## Exercise:
Extract all data as written.

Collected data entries
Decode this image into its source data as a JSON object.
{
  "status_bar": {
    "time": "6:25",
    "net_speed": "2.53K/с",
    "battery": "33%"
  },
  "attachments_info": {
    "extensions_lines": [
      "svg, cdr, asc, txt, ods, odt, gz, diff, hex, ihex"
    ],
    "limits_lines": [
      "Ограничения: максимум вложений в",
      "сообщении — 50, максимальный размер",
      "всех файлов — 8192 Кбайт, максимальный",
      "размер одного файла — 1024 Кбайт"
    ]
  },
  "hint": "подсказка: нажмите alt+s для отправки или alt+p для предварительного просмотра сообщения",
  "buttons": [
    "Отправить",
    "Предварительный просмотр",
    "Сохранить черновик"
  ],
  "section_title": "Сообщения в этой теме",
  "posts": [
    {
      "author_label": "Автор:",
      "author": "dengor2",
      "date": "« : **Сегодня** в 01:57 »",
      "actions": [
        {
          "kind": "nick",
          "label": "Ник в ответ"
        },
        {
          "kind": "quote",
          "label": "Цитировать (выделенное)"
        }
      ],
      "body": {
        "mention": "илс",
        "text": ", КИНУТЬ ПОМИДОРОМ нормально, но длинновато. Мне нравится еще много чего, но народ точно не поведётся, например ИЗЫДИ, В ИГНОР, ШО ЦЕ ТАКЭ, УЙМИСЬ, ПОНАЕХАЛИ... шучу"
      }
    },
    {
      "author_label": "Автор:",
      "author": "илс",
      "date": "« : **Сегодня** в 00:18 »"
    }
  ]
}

## Solution for this exercise:
Decode this image into its source data as a JSON object.
{
  "status_bar": {
    "time": "6:25",
    "net_speed": "2.53K/с",
    "battery": "33%"
  },
  "attachments_info": {
    "extensions_lines": [
      "svg, cdr, asc, txt, ods, odt, gz, diff, hex, ihex"
    ],
    "limits_lines": [
      "Ограничения: максимум вложений в",
      "сообщении — 50, максимальный размер",
      "всех файлов — 8192 Кбайт, максимальный",
      "размер одного файла — 1024 Кбайт"
    ]
  },
  "hint": "подсказка: нажмите alt+s для отправки или alt+p для предварительного просмотра сообщения",
  "buttons": [
    "Отправить",
    "Предварительный просмотр",
    "Сохранить черновик"
  ],
  "section_title": "Сообщения в этой теме",
  "posts": [
    {
      "author_label": "Автор:",
      "author": "dengor2",
      "date": "« : **Сегодня** в 01:57 »",
      "actions": [
        {
          "kind": "nick",
          "label": "Ник в ответ"
        },
        {
          "kind": "quote",
          "label": "Цитировать (выделенное)"
        }
      ],
      "body": {
        "mention": "илс",
        "text": ", КИНУТЬ ПОМИДОРОМ нормально, но длинновато. Мне нравится еще много чего, но народ точно не поведётся, например ИЗЫДИ, В ИГНОР, ШО ЦЕ ТАКЭ, УЙМИСЬ, ПОНАЕХАЛИ... шучу"
      }
    },
    {
      "author_label": "Автор:",
      "author": "илс",
      "date": "« : **Сегодня** в 00:18 »"
    }
  ]
}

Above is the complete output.